%%

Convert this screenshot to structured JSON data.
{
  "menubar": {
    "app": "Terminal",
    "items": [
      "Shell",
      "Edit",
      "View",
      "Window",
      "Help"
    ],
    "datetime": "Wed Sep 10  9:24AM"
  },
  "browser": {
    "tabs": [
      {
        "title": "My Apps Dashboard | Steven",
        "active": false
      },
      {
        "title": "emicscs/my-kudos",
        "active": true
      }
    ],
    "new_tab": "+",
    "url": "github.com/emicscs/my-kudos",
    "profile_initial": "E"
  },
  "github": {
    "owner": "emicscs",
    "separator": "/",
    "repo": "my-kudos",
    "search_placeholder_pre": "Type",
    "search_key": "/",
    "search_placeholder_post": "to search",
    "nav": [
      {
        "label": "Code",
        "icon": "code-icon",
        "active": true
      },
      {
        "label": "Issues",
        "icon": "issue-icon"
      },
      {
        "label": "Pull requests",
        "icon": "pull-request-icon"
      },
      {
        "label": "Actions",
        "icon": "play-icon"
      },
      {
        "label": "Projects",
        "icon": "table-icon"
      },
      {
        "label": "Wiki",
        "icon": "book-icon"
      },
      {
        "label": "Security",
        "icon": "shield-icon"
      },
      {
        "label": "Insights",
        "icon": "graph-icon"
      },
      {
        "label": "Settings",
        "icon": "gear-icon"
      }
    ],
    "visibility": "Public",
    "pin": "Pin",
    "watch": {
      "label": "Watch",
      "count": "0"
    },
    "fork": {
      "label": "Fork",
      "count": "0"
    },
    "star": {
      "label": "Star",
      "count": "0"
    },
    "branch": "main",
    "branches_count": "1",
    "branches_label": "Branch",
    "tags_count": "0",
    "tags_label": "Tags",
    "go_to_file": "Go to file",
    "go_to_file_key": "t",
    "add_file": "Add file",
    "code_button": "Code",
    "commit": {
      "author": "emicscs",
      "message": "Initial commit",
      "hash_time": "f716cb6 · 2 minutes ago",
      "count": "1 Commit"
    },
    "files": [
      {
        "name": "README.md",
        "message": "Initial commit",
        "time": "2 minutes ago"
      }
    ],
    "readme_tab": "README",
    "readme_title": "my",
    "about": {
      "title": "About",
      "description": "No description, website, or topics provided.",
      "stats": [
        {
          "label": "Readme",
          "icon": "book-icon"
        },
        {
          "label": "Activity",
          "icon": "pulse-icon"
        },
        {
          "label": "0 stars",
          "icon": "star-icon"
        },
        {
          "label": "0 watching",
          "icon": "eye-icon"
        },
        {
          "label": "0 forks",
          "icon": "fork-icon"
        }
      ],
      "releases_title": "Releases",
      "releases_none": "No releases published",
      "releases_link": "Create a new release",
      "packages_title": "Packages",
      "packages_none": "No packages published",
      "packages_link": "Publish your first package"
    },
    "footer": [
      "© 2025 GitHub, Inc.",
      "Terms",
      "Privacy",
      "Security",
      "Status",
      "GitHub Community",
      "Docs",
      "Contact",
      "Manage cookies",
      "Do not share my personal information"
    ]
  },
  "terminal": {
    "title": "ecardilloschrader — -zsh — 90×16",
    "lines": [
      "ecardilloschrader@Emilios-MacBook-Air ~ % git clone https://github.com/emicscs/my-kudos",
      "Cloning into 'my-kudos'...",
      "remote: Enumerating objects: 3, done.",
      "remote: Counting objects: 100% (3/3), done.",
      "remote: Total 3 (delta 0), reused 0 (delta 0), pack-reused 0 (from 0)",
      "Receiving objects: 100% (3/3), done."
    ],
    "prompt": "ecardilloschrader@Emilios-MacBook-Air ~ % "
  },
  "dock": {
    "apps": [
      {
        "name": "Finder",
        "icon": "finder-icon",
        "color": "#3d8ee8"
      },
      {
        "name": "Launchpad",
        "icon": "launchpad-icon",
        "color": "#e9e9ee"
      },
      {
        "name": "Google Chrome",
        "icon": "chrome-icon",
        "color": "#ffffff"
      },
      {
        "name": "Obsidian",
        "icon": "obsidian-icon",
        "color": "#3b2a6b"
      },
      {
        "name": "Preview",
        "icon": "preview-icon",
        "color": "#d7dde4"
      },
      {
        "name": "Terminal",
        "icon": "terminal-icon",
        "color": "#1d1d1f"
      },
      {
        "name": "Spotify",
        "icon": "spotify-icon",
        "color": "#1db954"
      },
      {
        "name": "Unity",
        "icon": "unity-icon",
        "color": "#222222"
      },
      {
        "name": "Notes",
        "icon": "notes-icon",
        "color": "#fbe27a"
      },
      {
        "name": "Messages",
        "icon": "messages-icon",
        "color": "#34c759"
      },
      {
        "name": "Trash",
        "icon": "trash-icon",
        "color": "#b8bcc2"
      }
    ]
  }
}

%%

▸ GOAL: Reproduce every record, matching each line exactly.

▸ REPLY TO THE EXERCISE:
Convert this screenshot to structured JSON data.
{
  "menubar": {
    "app": "Terminal",
    "items": [
      "Shell",
      "Edit",
      "View",
      "Window",
      "Help"
    ],
    "datetime": "Wed Sep 10  9:24AM"
  },
  "browser": {
    "tabs": [
      {
        "title": "My Apps Dashboard | Steven",
        "active": false
      },
      {
        "title": "emicscs/my-kudos",
        "active": true
      }
    ],
    "new_tab": "+",
    "url": "github.com/emicscs/my-kudos",
    "profile_initial": "E"
  },
  "github": {
    "owner": "emicscs",
    "separator": "/",
    "repo": "my-kudos",
    "search_placeholder_pre": "Type",
    "search_key": "/",
    "search_placeholder_post": "to search",
    "nav": [
      {
        "label": "Code",
        "icon": "code-icon",
        "active": true
      },
      {
        "label": "Issues",
        "icon": "issue-icon"
      },
      {
        "label": "Pull requests",
        "icon": "pull-request-icon"
      },
      {
        "label": "Actions",
        "icon": "play-icon"
      },
      {
        "label": "Projects",
        "icon": "table-icon"
      },
      {
        "label": "Wiki",
        "icon": "book-icon"
      },
      {
        "label": "Security",
        "icon": "shield-icon"
      },
      {
        "label": "Insights",
        "icon": "graph-icon"
      },
      {
        "label": "Settings",
        "icon": "gear-icon"
      }
    ],
    "visibility": "Public",
    "pin": "Pin",
    "watch": {
      "label": "Watch",
      "count": "0"
    },
    "fork": {
      "label": "Fork",
      "count": "0"
    },
    "star": {
      "label": "Star",
      "count": "0"
    },
    "branch": "main",
    "branches_count": "1",
    "branches_label": "Branch",
    "tags_count": "0",
    "tags_label": "Tags",
    "go_to_file": "Go to file",
    "go_to_file_key": "t",
    "add_file": "Add file",
    "code_button": "Code",
    "commit": {
      "author": "emicscs",
      "message": "Initial commit",
      "hash_time": "f716cb6 · 2 minutes ago",
      "count": "1 Commit"
    },
    "files": [
      {
        "name": "README.md",
        "message": "Initial commit",
        "time": "2 minutes ago"
      }
    ],
    "readme_tab": "README",
    "readme_title": "my",
    "about": {
      "title": "About",
      "description": "No description, website, or topics provided.",
      "stats": [
        {
          "label": "Readme",
          "icon": "book-icon"
        },
        {
          "label": "Activity",
          "icon": "pulse-icon"
        },
        {
          "label": "0 stars",
          "icon": "star-icon"
        },
        {
          "label": "0 watching",
          "icon": "eye-icon"
        },
        {
          "label": "0 forks",
          "icon": "fork-icon"
        }
      ],
      "releases_title": "Releases",
      "releases_none": "No releases published",
      "releases_link": "Create a new release",
      "packages_title": "Packages",
      "packages_none": "No packages published",
      "packages_link": "Publish your first package"
    },
    "footer": [
      "© 2025 GitHub, Inc.",
      "Terms",
      "Privacy",
      "Security",
      "Status",
      "GitHub Community",
      "Docs",
      "Contact",
      "Manage cookies",
      "Do not share my personal information"
    ]
  },
  "terminal": {
    "title": "ecardilloschrader — -zsh — 90×16",
    "lines": [
      "ecardilloschrader@Emilios-MacBook-Air ~ % git clone https://github.com/emicscs/my-kudos",
      "Cloning into 'my-kudos'...",
      "remote: Enumerating objects: 3, done.",
      "remote: Counting objects: 100% (3/3), done.",
      "remote: Total 3 (delta 0), reused 0 (delta 0), pack-reused 0 (from 0)",
      "Receiving objects: 100% (3/3), done."
    ],
    "prompt": "ecardilloschrader@Emilios-MacBook-Air ~ % "
  },
  "dock": {
    "apps": [
      {
        "name": "Finder",
        "icon": "finder-icon",
        "color": "#3d8ee8"
      },
      {
        "name": "Launchpad",
        "icon": "launchpad-icon",
        "color": "#e9e9ee"
      },
      {
        "name": "Google Chrome",
        "icon": "chrome-icon",
        "color": "#ffffff"
      },
      {
        "name": "Obsidian",
        "icon": "obsidian-icon",
        "color": "#3b2a6b"
      },
      {
        "name": "Preview",
        "icon": "preview-icon",
        "color": "#d7dde4"
      },
      {
        "name": "Terminal",
        "icon": "terminal-icon",
        "color": "#1d1d1f"
      },
      {
        "name": "Spotify",
        "icon": "spotify-icon",
        "color": "#1db954"
      },
      {
        "name": "Unity",
        "icon": "unity-icon",
        "color": "#222222"
      },
      {
        "name": "Notes",
        "icon": "notes-icon",
        "color": "#fbe27a"
      },
      {
        "name": "Messages",
        "icon": "messages-icon",
        "color": "#34c759"
      },
      {
        "name": "Trash",
        "icon": "trash-icon",
        "color": "#b8bcc2"
      }
    ]
  }
}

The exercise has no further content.